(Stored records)
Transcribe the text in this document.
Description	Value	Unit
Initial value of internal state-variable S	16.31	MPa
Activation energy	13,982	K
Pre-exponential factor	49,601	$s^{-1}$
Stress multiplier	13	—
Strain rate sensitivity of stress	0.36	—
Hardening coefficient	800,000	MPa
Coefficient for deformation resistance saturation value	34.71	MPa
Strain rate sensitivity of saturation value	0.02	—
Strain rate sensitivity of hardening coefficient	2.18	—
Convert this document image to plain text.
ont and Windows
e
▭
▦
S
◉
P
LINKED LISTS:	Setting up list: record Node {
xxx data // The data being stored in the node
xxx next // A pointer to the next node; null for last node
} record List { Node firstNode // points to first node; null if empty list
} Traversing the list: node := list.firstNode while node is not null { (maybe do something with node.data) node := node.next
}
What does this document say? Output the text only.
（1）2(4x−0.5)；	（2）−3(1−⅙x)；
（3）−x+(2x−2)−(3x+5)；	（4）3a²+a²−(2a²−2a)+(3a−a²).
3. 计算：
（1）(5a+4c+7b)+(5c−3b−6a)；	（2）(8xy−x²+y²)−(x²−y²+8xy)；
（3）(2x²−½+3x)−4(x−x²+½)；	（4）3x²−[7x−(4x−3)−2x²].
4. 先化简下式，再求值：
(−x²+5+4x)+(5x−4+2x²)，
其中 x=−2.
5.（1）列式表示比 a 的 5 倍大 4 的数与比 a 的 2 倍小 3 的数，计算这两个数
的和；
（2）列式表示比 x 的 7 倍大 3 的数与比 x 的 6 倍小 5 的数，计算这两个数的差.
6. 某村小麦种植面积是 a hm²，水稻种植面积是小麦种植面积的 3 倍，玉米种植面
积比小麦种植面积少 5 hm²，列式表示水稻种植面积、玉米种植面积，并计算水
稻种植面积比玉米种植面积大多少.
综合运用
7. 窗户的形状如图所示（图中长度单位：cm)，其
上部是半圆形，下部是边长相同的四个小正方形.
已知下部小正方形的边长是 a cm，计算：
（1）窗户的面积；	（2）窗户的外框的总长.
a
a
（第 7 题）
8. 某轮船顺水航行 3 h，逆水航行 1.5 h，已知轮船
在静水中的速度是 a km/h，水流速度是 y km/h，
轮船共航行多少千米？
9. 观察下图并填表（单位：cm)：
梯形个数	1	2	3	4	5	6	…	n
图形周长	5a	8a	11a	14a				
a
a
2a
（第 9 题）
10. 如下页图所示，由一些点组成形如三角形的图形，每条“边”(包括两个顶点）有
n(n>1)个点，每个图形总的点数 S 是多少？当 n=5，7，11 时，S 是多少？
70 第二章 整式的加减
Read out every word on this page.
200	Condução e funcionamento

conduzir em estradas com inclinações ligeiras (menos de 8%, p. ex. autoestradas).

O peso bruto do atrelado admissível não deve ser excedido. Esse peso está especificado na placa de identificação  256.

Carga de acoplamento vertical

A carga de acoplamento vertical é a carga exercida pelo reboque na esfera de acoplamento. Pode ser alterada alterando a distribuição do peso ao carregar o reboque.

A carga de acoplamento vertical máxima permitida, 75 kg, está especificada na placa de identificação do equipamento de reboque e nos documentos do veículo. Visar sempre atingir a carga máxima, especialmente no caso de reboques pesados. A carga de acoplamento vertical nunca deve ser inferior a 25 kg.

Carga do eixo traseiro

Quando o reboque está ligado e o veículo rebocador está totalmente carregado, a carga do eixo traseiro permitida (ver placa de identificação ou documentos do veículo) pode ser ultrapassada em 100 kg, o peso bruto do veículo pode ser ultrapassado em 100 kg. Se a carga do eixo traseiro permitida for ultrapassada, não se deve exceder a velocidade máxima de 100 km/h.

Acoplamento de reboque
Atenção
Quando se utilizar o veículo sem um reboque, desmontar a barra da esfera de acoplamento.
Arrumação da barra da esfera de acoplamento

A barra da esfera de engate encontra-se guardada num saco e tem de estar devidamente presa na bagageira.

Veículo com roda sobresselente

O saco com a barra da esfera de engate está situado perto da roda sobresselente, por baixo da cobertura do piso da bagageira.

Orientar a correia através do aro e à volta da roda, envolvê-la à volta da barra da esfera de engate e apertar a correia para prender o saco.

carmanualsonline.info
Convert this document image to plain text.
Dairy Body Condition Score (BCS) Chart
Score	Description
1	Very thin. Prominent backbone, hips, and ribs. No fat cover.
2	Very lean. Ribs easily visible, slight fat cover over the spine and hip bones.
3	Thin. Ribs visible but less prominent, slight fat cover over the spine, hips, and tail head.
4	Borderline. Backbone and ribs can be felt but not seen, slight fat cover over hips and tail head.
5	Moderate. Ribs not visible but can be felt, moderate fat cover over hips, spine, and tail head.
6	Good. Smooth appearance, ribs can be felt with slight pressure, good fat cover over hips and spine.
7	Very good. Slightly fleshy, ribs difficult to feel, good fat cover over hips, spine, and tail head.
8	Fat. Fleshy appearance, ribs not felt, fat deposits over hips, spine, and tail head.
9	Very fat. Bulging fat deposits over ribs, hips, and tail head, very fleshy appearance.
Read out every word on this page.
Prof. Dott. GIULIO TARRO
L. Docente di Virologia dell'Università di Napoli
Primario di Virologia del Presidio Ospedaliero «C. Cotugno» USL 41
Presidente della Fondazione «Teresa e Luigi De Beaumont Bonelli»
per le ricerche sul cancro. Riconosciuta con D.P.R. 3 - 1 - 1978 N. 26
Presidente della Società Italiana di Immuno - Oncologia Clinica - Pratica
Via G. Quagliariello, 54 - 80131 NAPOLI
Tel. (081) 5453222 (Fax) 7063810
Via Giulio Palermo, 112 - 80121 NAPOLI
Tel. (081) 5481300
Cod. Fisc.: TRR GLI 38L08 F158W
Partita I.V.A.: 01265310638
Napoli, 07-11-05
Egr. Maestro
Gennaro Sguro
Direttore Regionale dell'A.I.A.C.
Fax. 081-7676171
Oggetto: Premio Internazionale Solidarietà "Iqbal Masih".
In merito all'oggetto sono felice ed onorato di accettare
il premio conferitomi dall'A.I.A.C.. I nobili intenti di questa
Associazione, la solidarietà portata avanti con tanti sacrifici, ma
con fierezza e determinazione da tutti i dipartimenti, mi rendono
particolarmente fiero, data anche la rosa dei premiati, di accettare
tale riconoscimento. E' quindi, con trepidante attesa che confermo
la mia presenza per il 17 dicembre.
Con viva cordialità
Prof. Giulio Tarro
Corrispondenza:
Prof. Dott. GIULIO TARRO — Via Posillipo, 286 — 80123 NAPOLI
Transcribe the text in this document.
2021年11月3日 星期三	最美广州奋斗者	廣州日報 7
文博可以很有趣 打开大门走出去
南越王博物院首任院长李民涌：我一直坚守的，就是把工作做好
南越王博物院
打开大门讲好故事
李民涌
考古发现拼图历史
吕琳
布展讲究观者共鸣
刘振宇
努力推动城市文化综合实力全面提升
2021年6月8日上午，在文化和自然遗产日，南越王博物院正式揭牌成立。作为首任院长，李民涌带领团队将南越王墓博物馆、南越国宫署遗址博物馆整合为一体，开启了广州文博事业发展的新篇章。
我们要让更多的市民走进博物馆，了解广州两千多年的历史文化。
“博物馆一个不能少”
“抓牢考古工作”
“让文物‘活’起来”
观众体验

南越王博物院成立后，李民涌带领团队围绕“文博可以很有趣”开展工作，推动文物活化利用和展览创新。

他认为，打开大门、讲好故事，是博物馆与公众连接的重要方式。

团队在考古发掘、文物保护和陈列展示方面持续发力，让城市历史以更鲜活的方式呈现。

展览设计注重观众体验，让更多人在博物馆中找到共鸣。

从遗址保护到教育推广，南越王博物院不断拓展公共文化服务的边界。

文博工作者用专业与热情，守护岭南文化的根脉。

INSTRUCTIONS TO FOLLOW: Of the lines in the listing, how many hold the word "的数与比"? Nothing but the number is needed.

SOLUTION TO THE PROBLEM: 2